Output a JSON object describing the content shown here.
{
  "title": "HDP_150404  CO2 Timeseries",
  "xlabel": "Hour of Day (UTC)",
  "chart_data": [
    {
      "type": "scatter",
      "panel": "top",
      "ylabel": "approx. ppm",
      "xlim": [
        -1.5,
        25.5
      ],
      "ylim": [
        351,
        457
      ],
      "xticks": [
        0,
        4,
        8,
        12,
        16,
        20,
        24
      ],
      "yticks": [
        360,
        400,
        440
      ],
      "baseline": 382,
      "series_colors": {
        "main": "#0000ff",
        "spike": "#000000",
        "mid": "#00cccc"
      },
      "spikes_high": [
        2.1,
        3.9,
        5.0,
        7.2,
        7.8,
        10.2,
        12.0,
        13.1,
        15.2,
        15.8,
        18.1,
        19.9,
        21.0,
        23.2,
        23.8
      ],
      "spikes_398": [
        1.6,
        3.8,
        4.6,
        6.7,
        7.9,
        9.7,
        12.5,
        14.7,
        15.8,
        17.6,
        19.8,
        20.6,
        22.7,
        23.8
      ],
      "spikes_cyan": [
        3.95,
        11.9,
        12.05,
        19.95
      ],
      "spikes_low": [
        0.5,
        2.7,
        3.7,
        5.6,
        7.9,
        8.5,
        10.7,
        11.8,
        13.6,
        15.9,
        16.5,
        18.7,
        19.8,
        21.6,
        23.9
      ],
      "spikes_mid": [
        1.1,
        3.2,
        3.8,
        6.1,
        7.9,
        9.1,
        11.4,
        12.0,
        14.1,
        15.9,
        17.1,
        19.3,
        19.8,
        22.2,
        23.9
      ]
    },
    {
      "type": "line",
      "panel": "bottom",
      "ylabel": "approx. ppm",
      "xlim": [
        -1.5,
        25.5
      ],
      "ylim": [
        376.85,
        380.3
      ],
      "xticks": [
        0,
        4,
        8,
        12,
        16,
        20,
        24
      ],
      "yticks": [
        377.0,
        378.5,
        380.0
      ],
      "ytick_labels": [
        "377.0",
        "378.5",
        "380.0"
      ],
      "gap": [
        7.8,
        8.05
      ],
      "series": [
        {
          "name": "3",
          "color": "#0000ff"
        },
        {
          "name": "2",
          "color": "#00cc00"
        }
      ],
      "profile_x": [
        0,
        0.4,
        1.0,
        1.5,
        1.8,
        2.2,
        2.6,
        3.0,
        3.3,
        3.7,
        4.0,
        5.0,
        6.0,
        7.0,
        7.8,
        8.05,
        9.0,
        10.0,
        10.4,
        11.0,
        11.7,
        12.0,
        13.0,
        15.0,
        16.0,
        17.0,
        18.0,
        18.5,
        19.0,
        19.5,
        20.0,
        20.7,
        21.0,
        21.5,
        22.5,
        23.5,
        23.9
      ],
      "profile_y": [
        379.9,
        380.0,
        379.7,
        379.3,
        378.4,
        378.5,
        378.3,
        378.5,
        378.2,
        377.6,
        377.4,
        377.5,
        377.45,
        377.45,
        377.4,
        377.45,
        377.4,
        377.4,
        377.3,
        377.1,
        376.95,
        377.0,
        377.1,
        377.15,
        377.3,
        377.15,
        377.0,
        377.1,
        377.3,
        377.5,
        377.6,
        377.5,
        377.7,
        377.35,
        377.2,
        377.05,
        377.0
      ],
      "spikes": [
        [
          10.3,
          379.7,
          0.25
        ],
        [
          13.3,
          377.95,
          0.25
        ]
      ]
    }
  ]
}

**********

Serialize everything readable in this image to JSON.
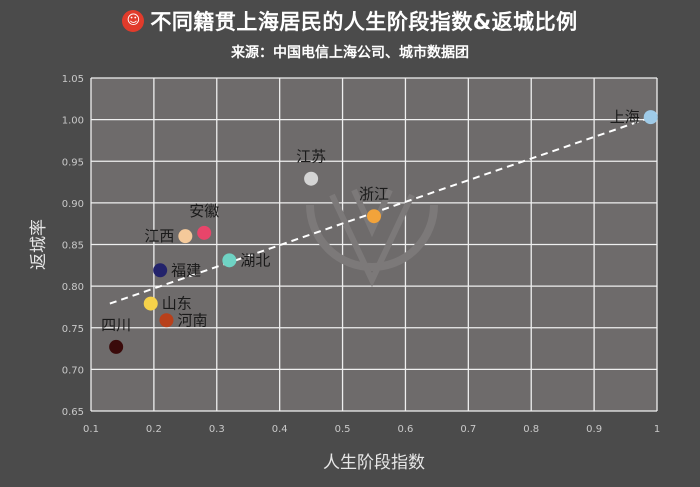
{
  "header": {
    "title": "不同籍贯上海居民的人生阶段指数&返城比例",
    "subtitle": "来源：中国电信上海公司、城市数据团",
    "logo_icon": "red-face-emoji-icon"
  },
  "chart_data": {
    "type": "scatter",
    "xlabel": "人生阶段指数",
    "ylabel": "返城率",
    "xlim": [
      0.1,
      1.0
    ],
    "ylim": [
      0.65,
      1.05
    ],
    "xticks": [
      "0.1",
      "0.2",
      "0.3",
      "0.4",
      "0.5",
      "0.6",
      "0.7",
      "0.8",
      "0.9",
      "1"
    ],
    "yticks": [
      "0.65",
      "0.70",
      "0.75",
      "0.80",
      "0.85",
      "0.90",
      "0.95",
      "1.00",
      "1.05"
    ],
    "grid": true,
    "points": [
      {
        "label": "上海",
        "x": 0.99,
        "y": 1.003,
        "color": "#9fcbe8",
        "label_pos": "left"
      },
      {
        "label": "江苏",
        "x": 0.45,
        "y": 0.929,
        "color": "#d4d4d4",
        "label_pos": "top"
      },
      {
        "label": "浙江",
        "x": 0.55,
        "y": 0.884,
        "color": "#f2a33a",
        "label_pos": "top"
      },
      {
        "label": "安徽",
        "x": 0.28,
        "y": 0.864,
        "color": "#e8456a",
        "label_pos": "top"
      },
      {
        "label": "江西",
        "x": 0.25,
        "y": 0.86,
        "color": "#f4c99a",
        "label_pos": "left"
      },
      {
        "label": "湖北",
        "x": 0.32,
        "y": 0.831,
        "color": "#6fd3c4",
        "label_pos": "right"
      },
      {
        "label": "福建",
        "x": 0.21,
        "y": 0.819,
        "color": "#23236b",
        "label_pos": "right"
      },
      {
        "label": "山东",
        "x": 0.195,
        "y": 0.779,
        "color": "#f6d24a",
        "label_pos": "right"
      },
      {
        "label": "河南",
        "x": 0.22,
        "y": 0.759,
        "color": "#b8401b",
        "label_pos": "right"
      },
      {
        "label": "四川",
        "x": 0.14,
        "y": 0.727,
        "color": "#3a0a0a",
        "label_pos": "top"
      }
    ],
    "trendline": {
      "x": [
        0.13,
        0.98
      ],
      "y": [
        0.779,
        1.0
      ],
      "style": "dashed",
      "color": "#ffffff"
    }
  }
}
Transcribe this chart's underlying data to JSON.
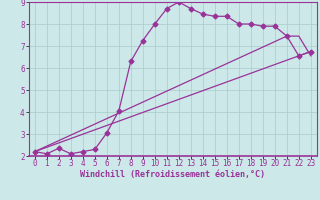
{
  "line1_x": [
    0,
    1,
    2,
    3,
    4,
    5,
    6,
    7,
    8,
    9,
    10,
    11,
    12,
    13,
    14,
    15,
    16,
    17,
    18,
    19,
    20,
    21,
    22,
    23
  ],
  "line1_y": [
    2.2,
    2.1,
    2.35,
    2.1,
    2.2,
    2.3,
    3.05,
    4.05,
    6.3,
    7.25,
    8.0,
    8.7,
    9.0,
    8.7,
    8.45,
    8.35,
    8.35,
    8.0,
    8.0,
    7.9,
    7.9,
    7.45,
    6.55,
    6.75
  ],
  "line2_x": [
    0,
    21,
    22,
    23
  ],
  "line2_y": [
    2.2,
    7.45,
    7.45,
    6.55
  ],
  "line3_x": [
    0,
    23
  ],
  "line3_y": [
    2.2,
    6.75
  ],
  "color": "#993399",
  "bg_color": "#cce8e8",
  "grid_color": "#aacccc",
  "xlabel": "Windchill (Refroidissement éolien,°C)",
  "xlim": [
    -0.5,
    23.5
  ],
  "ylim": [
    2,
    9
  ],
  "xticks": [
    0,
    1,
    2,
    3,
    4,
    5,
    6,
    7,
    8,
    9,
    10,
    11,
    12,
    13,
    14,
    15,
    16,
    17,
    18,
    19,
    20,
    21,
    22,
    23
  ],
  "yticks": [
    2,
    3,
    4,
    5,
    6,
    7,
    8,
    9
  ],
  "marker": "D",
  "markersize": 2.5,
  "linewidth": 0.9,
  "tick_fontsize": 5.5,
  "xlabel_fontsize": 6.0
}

**********

▶ [Instruction]:
In the material above, find each line that contains the word "type", and select it.

▶ [Answer to this problem]:
      "type": "scatter",
      "type": "line",
    "type": "scatter",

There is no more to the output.